### TASK BRIEF
All the data must come back unchanged, except that pictures are left out.

### GIVEN ENTRIES

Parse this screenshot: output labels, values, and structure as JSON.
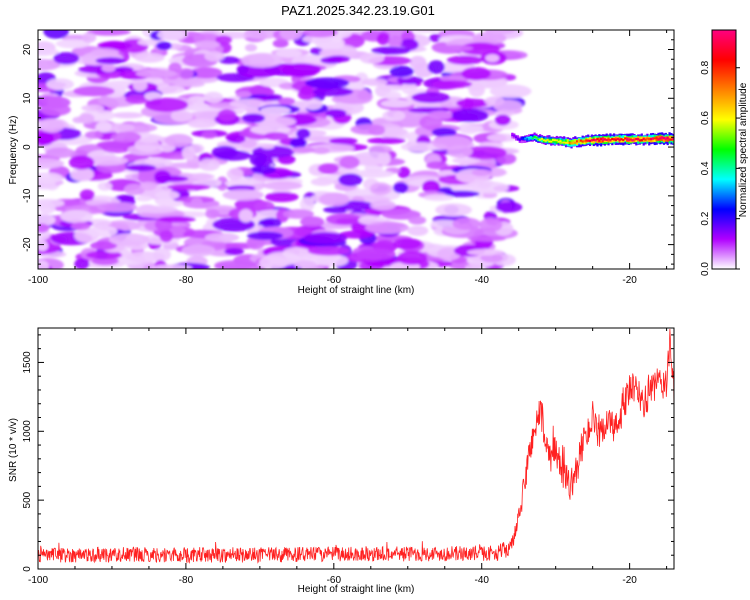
{
  "title": "PAZ1.2025.342.23.19.G01",
  "chart_data": [
    {
      "type": "heatmap",
      "name": "spectrogram",
      "xlabel": "Height of straight line (km)",
      "ylabel": "Frequency (Hz)",
      "xlim": [
        -100,
        -14
      ],
      "ylim": [
        -25,
        24
      ],
      "xticks": [
        "-100",
        "-80",
        "-60",
        "-40",
        "-20"
      ],
      "xtick_values": [
        -100,
        -80,
        -60,
        -40,
        -20
      ],
      "yticks": [
        "20",
        "10",
        "0",
        "-10",
        "-20"
      ],
      "ytick_values": [
        20,
        10,
        0,
        -10,
        -20
      ],
      "noise_region": {
        "x_from": -100,
        "x_to": -36,
        "amplitude_range": [
          0.02,
          0.18
        ]
      },
      "signal_track": {
        "x": [
          -36,
          -35,
          -34,
          -33,
          -32,
          -30,
          -28,
          -26,
          -24,
          -22,
          -20,
          -18,
          -16,
          -14
        ],
        "frequency": [
          2.5,
          1.5,
          1.8,
          2.0,
          1.5,
          1.2,
          0.9,
          1.3,
          1.5,
          1.6,
          1.6,
          1.5,
          1.8,
          1.6
        ],
        "amplitude": [
          0.1,
          0.15,
          0.35,
          0.45,
          0.55,
          0.6,
          0.7,
          0.8,
          0.95,
          0.85,
          0.9,
          0.8,
          0.95,
          0.9
        ]
      },
      "colorbar": {
        "label": "Normalized spectral amplitude",
        "range": [
          0.0,
          0.95
        ],
        "ticks": [
          "0.0",
          "0.2",
          "0.4",
          "0.6",
          "0.8"
        ],
        "tick_values": [
          0.0,
          0.2,
          0.4,
          0.6,
          0.8
        ],
        "colors": [
          "#ffffff",
          "#b000ff",
          "#0000ff",
          "#00ffff",
          "#00ff00",
          "#ffff00",
          "#ff8000",
          "#ff0000",
          "#ff0080"
        ]
      }
    },
    {
      "type": "line",
      "name": "snr",
      "xlabel": "Height of straight line (km)",
      "ylabel": "SNR (10 * v/v)",
      "xlim": [
        -100,
        -14
      ],
      "ylim": [
        0,
        1750
      ],
      "xticks": [
        "-100",
        "-80",
        "-60",
        "-40",
        "-20"
      ],
      "xtick_values": [
        -100,
        -80,
        -60,
        -40,
        -20
      ],
      "yticks": [
        "0",
        "500",
        "1000",
        "1500"
      ],
      "ytick_values": [
        0,
        500,
        1000,
        1500
      ],
      "color": "#ff2020",
      "series": [
        {
          "name": "SNR trend",
          "x": [
            -100,
            -90,
            -80,
            -70,
            -60,
            -50,
            -42,
            -38,
            -36,
            -35,
            -34,
            -33,
            -32,
            -31,
            -30,
            -29,
            -28,
            -27,
            -26,
            -25,
            -24,
            -23,
            -22,
            -21,
            -20,
            -19,
            -18,
            -17,
            -16,
            -15,
            -14.5,
            -14
          ],
          "values": [
            100,
            105,
            100,
            102,
            108,
            110,
            112,
            115,
            160,
            350,
            700,
            1000,
            1150,
            800,
            850,
            700,
            600,
            750,
            1000,
            1050,
            950,
            1100,
            1000,
            1150,
            1300,
            1300,
            1200,
            1300,
            1350,
            1350,
            1650,
            1200
          ],
          "noise_amplitude": [
            55,
            55,
            55,
            55,
            55,
            55,
            55,
            55,
            65,
            80,
            110,
            130,
            130,
            120,
            120,
            110,
            110,
            120,
            120,
            120,
            120,
            120,
            120,
            120,
            120,
            120,
            120,
            120,
            120,
            120,
            130,
            120
          ]
        }
      ]
    }
  ]
}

### TASK SOLUTION
Parse this screenshot: output labels, values, and structure as JSON.
{
  "title": "PAZ1.2025.342.23.19.G01",
  "chart_data": [
    {
      "type": "heatmap",
      "name": "spectrogram",
      "xlabel": "Height of straight line (km)",
      "ylabel": "Frequency (Hz)",
      "xlim": [
        -100,
        -14
      ],
      "ylim": [
        -25,
        24
      ],
      "xticks": [
        "-100",
        "-80",
        "-60",
        "-40",
        "-20"
      ],
      "xtick_values": [
        -100,
        -80,
        -60,
        -40,
        -20
      ],
      "yticks": [
        "20",
        "10",
        "0",
        "-10",
        "-20"
      ],
      "ytick_values": [
        20,
        10,
        0,
        -10,
        -20
      ],
      "noise_region": {
        "x_from": -100,
        "x_to": -36,
        "amplitude_range": [
          0.02,
          0.18
        ]
      },
      "signal_track": {
        "x": [
          -36,
          -35,
          -34,
          -33,
          -32,
          -30,
          -28,
          -26,
          -24,
          -22,
          -20,
          -18,
          -16,
          -14
        ],
        "frequency": [
          2.5,
          1.5,
          1.8,
          2.0,
          1.5,
          1.2,
          0.9,
          1.3,
          1.5,
          1.6,
          1.6,
          1.5,
          1.8,
          1.6
        ],
        "amplitude": [
          0.1,
          0.15,
          0.35,
          0.45,
          0.55,
          0.6,
          0.7,
          0.8,
          0.95,
          0.85,
          0.9,
          0.8,
          0.95,
          0.9
        ]
      },
      "colorbar": {
        "label": "Normalized spectral amplitude",
        "range": [
          0.0,
          0.95
        ],
        "ticks": [
          "0.0",
          "0.2",
          "0.4",
          "0.6",
          "0.8"
        ],
        "tick_values": [
          0.0,
          0.2,
          0.4,
          0.6,
          0.8
        ],
        "colors": [
          "#ffffff",
          "#b000ff",
          "#0000ff",
          "#00ffff",
          "#00ff00",
          "#ffff00",
          "#ff8000",
          "#ff0000",
          "#ff0080"
        ]
      }
    },
    {
      "type": "line",
      "name": "snr",
      "xlabel": "Height of straight line (km)",
      "ylabel": "SNR (10 * v/v)",
      "xlim": [
        -100,
        -14
      ],
      "ylim": [
        0,
        1750
      ],
      "xticks": [
        "-100",
        "-80",
        "-60",
        "-40",
        "-20"
      ],
      "xtick_values": [
        -100,
        -80,
        -60,
        -40,
        -20
      ],
      "yticks": [
        "0",
        "500",
        "1000",
        "1500"
      ],
      "ytick_values": [
        0,
        500,
        1000,
        1500
      ],
      "color": "#ff2020",
      "series": [
        {
          "name": "SNR trend",
          "x": [
            -100,
            -90,
            -80,
            -70,
            -60,
            -50,
            -42,
            -38,
            -36,
            -35,
            -34,
            -33,
            -32,
            -31,
            -30,
            -29,
            -28,
            -27,
            -26,
            -25,
            -24,
            -23,
            -22,
            -21,
            -20,
            -19,
            -18,
            -17,
            -16,
            -15,
            -14.5,
            -14
          ],
          "values": [
            100,
            105,
            100,
            102,
            108,
            110,
            112,
            115,
            160,
            350,
            700,
            1000,
            1150,
            800,
            850,
            700,
            600,
            750,
            1000,
            1050,
            950,
            1100,
            1000,
            1150,
            1300,
            1300,
            1200,
            1300,
            1350,
            1350,
            1650,
            1200
          ],
          "noise_amplitude": [
            55,
            55,
            55,
            55,
            55,
            55,
            55,
            55,
            65,
            80,
            110,
            130,
            130,
            120,
            120,
            110,
            110,
            120,
            120,
            120,
            120,
            120,
            120,
            120,
            120,
            120,
            120,
            120,
            120,
            120,
            130,
            120
          ]
        }
      ]
    }
  ]
}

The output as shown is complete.